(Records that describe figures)
↓
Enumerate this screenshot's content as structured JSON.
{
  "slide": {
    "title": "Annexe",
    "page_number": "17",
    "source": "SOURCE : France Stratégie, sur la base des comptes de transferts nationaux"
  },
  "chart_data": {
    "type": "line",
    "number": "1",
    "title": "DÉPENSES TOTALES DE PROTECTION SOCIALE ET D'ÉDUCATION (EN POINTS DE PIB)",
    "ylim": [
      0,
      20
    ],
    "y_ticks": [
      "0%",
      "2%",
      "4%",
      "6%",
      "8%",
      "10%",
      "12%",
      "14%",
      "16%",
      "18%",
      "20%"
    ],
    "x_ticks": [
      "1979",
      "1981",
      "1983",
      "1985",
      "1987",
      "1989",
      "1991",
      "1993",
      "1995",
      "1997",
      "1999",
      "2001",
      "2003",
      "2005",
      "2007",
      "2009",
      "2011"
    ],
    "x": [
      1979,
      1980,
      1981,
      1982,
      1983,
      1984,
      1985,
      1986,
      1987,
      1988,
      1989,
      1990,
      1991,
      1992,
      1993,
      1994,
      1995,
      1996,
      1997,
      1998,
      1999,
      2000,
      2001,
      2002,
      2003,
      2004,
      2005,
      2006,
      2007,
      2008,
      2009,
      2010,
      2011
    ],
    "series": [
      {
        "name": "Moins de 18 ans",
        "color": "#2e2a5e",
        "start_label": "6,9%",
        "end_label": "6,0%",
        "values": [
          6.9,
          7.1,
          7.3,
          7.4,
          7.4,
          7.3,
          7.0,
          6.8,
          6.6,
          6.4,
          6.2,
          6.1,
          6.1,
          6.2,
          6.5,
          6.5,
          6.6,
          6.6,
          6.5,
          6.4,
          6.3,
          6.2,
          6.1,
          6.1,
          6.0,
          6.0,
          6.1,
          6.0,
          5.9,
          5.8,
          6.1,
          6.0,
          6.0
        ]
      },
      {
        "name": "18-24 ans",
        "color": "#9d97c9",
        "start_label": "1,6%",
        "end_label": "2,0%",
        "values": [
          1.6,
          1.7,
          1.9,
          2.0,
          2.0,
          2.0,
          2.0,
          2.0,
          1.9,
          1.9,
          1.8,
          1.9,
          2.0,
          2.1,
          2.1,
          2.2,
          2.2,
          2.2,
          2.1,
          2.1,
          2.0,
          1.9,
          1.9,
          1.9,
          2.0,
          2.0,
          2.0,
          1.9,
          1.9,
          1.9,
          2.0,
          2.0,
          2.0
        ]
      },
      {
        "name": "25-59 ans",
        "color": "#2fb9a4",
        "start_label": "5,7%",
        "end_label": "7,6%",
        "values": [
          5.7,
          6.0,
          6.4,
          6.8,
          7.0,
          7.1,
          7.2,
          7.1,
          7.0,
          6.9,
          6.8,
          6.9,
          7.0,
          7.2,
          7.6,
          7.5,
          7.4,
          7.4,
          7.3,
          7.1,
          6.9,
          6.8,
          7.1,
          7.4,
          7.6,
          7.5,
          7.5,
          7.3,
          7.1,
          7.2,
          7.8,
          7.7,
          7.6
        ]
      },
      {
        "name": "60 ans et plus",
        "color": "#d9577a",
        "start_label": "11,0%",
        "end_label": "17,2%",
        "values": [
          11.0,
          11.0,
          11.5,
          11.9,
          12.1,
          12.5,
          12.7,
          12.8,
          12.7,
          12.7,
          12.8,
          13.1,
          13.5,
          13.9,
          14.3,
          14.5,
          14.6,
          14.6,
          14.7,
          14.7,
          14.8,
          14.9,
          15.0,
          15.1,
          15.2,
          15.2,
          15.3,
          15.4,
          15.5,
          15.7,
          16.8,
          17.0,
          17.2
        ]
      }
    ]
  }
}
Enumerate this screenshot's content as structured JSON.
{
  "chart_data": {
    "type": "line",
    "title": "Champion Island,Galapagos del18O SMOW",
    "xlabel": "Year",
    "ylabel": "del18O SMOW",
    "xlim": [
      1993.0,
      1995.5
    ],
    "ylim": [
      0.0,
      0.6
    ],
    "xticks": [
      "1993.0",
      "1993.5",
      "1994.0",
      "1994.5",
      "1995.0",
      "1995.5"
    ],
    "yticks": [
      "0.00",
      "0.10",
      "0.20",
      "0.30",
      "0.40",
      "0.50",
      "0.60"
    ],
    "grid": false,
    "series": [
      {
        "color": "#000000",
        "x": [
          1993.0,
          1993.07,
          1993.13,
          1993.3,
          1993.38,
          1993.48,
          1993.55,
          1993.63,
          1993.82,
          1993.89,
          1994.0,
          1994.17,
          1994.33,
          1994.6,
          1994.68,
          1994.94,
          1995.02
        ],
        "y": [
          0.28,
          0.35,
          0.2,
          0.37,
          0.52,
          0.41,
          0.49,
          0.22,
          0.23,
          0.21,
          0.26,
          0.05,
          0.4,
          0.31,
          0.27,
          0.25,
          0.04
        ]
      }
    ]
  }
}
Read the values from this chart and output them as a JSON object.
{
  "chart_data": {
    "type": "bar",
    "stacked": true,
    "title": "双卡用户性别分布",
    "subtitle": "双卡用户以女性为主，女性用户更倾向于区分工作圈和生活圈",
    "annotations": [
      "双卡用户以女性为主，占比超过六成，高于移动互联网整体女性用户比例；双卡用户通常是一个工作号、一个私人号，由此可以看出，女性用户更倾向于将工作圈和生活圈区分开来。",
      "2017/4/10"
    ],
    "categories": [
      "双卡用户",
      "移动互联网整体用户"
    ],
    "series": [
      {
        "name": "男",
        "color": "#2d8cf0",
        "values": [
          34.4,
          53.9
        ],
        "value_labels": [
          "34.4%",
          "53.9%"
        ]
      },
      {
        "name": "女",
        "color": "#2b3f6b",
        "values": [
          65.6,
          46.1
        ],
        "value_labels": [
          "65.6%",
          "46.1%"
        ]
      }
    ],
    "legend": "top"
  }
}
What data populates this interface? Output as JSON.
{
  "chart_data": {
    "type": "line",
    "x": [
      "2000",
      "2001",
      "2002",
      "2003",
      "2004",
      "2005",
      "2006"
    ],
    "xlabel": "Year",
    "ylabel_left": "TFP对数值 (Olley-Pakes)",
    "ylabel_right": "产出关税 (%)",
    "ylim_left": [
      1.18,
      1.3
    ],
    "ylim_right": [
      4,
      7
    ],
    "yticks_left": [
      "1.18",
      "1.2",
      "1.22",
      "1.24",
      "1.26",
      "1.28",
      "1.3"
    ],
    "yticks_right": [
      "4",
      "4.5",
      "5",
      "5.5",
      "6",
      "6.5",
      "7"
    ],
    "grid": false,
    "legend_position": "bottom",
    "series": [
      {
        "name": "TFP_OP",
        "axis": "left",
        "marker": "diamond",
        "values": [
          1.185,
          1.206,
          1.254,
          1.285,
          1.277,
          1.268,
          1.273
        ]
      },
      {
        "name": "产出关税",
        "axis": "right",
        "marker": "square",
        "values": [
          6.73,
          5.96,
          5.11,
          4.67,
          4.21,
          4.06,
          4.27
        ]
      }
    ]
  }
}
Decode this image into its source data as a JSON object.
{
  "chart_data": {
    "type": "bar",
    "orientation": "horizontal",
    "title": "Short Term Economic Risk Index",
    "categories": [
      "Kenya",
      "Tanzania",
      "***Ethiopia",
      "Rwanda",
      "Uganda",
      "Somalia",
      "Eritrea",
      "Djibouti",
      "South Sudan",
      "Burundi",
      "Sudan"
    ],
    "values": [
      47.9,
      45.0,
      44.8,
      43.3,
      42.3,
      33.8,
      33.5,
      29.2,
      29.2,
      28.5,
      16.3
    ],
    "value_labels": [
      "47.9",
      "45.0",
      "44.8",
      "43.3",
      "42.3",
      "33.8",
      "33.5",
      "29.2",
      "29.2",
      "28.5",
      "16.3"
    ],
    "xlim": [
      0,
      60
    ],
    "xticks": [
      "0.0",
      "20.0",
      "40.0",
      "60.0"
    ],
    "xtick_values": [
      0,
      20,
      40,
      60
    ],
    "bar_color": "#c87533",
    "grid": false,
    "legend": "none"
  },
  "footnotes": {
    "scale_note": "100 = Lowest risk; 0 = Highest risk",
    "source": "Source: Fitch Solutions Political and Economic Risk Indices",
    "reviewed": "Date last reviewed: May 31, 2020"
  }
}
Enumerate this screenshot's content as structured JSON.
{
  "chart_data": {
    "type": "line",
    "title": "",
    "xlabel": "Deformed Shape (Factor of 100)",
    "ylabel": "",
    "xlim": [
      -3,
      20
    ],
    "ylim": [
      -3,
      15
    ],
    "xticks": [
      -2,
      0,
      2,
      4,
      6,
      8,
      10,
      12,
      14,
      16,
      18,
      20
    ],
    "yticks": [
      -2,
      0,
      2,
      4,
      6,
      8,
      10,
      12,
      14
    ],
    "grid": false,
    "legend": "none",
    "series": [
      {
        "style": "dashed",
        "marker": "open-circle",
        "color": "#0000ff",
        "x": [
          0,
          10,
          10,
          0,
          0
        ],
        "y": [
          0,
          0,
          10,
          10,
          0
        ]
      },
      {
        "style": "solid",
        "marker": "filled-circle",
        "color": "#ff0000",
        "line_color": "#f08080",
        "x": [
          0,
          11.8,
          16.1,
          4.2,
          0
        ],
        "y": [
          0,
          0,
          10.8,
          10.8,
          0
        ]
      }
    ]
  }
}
↑
▶ **Problem**
Show each line of the listing that holds the string "name".

▶ **Finished task**
        "name": "Moins de 18 ans",
        "name": "18-24 ans",
        "name": "25-59 ans",
        "name": "60 ans et plus",
        "name": "男",
        "name": "女",
        "name": "TFP_OP",
        "name": "产出关税",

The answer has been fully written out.